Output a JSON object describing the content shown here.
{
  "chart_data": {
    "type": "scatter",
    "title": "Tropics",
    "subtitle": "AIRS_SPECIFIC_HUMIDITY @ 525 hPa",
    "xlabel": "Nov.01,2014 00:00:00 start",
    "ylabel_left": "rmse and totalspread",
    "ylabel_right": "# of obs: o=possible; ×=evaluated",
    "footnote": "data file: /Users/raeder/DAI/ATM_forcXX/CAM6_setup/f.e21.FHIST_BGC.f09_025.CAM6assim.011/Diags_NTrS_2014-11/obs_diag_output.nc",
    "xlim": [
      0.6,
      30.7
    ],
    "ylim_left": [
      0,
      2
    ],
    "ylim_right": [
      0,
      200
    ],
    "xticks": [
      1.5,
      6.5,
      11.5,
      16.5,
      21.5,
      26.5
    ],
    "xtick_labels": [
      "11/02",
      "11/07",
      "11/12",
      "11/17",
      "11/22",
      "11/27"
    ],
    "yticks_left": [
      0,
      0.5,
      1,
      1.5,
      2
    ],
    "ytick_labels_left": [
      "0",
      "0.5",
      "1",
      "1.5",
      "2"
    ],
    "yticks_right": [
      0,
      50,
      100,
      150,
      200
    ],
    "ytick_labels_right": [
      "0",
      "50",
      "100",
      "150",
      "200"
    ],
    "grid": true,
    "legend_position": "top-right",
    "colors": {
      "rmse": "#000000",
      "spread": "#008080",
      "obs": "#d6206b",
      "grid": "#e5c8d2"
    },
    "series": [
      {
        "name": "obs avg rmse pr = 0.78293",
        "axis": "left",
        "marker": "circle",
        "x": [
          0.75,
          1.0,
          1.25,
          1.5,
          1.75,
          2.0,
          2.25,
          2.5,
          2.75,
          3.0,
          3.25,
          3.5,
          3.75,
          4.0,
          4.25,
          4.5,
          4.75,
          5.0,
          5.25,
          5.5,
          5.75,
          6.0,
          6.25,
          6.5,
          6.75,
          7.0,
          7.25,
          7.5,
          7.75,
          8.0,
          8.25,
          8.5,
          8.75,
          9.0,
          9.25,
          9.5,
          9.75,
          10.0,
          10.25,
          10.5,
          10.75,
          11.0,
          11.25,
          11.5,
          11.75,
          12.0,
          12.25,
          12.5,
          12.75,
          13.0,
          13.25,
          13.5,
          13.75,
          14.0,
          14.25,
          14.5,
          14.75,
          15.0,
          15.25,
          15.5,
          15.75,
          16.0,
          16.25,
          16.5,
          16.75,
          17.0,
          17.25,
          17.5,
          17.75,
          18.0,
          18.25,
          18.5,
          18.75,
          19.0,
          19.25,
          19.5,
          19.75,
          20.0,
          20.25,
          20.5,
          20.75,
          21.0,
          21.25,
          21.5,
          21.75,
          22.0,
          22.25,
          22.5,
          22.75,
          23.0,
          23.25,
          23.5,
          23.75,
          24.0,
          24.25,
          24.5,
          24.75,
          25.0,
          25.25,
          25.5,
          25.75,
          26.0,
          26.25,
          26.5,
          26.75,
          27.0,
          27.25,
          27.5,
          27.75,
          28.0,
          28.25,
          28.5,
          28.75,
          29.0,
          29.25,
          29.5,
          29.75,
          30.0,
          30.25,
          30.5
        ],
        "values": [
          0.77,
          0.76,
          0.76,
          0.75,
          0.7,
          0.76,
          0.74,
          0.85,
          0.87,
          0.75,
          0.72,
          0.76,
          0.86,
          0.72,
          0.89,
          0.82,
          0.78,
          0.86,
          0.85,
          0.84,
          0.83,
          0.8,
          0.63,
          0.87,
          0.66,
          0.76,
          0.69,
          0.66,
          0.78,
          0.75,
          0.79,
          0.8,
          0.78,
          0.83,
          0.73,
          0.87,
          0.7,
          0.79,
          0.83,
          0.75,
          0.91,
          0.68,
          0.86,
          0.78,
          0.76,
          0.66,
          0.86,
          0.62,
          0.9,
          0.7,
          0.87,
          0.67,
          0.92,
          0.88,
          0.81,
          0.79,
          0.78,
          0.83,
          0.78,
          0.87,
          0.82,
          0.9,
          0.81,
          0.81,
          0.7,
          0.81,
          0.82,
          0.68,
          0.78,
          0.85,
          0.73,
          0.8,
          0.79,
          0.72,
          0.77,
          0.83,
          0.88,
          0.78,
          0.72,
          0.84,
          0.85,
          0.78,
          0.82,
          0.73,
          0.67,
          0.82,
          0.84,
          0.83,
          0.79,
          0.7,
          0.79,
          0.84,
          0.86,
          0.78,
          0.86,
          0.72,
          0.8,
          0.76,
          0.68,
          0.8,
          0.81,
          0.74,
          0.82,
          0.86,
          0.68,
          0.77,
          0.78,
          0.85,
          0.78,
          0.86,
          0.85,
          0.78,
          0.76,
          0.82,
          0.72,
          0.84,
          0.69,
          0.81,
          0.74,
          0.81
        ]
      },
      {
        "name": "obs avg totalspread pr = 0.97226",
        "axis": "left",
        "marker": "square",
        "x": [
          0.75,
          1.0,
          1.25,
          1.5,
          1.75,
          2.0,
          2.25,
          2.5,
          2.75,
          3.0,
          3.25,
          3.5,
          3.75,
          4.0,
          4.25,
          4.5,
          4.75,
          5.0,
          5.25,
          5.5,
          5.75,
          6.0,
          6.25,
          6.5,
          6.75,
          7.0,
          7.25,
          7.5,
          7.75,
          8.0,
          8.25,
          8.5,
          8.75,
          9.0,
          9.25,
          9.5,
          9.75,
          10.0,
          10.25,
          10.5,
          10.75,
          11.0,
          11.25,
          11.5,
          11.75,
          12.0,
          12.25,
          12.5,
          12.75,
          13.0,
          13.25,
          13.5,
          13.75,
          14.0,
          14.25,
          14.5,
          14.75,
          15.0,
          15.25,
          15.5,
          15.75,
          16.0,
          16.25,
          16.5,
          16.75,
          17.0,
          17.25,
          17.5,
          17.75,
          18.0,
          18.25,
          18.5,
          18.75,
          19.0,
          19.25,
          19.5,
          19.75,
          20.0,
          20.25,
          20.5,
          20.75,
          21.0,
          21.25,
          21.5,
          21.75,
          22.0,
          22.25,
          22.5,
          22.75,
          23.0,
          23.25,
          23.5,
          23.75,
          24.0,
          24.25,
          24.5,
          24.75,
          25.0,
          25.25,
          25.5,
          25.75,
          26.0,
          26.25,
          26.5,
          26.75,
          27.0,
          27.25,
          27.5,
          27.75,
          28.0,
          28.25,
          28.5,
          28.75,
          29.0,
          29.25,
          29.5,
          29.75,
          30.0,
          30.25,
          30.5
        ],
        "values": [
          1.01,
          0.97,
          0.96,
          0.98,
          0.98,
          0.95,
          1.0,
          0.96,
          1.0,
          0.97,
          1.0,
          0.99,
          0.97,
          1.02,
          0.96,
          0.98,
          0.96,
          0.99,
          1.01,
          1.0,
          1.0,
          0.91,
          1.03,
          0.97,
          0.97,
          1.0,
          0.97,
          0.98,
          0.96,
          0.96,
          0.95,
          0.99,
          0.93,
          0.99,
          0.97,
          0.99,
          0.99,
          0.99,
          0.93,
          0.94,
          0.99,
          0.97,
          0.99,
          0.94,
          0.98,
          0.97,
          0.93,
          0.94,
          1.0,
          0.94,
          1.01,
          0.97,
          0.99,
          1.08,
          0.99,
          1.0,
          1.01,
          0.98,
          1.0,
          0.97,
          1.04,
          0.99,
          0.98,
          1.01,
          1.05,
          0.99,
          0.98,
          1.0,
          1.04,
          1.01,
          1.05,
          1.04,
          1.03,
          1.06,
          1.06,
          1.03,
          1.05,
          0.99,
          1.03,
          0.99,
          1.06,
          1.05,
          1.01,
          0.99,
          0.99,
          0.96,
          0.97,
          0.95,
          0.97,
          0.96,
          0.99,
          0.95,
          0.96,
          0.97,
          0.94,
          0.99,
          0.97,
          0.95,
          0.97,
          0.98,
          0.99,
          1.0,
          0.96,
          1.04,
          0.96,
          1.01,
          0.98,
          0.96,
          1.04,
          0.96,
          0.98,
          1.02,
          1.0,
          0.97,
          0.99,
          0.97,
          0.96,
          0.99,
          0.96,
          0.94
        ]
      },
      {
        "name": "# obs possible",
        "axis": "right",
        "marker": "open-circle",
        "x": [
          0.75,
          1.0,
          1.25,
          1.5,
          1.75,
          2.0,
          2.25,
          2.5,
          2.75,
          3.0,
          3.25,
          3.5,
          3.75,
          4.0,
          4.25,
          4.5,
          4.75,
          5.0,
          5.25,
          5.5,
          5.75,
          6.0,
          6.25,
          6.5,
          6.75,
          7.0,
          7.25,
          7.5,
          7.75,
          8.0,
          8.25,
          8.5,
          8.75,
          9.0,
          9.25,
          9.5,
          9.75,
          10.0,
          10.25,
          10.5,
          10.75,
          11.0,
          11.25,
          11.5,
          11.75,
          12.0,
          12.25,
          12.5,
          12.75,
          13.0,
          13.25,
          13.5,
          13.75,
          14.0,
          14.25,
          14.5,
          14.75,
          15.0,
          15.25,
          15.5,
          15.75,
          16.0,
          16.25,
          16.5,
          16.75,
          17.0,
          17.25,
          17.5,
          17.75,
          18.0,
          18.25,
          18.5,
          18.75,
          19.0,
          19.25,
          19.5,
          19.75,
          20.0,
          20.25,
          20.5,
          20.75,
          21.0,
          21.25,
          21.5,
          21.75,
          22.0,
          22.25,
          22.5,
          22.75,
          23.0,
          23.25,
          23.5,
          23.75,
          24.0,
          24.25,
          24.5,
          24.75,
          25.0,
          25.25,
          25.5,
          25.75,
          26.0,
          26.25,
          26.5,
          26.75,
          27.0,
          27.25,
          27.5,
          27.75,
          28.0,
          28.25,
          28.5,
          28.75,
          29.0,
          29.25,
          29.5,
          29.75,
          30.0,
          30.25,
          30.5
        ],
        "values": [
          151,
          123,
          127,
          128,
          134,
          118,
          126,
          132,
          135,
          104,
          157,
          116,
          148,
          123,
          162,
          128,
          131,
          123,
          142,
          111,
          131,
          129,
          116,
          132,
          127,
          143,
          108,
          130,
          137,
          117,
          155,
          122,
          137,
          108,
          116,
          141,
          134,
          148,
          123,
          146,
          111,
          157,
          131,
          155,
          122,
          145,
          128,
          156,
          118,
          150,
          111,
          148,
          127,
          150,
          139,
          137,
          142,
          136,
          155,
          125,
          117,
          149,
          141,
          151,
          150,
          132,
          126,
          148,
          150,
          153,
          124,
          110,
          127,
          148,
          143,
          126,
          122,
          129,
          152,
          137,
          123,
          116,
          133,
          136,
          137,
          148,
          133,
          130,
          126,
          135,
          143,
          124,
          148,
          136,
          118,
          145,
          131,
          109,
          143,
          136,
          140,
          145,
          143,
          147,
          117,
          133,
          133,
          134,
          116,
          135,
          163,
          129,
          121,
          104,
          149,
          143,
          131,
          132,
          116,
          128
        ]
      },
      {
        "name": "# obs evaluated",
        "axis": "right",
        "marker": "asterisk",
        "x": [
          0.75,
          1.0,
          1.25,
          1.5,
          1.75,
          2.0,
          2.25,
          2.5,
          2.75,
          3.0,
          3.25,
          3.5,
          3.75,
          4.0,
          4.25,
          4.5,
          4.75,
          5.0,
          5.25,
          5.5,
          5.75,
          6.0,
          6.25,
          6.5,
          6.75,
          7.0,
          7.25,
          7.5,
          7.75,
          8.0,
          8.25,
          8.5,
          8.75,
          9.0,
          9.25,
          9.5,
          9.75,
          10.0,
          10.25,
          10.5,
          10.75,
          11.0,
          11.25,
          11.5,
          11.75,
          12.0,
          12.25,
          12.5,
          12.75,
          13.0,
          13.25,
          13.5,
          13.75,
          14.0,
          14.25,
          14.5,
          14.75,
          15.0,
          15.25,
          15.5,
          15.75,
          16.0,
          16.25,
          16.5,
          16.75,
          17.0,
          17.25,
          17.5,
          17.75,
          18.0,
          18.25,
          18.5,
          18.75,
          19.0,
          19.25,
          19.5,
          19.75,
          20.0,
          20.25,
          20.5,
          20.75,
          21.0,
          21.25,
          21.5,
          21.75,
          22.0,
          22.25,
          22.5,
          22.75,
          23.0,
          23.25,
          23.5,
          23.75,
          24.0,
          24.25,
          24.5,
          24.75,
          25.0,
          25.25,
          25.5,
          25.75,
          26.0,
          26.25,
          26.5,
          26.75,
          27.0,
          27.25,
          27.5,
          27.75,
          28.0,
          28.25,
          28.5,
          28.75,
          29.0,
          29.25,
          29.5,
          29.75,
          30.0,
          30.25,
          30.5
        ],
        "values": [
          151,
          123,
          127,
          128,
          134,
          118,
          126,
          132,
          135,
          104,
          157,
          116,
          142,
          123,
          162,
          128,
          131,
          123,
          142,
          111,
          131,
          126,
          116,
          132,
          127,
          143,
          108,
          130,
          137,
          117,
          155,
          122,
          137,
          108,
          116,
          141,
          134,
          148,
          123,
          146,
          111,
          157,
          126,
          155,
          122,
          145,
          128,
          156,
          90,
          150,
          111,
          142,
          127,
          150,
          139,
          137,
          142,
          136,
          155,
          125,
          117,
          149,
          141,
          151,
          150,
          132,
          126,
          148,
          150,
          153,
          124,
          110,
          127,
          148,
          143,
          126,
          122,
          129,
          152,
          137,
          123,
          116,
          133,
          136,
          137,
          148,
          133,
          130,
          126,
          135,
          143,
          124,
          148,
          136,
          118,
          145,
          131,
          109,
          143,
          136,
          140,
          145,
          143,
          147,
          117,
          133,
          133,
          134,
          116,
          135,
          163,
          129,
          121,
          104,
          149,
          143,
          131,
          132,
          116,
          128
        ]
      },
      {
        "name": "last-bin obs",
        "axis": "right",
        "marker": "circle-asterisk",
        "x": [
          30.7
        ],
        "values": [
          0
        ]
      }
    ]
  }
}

####

▶ Short exercise
In the lines above, locate the string "marker". Copy every line where it occurs.

▶ Finished task
        "marker": "circle",
        "marker": "square",
        "marker": "open-circle",
        "marker": "asterisk",
        "marker": "circle-asterisk",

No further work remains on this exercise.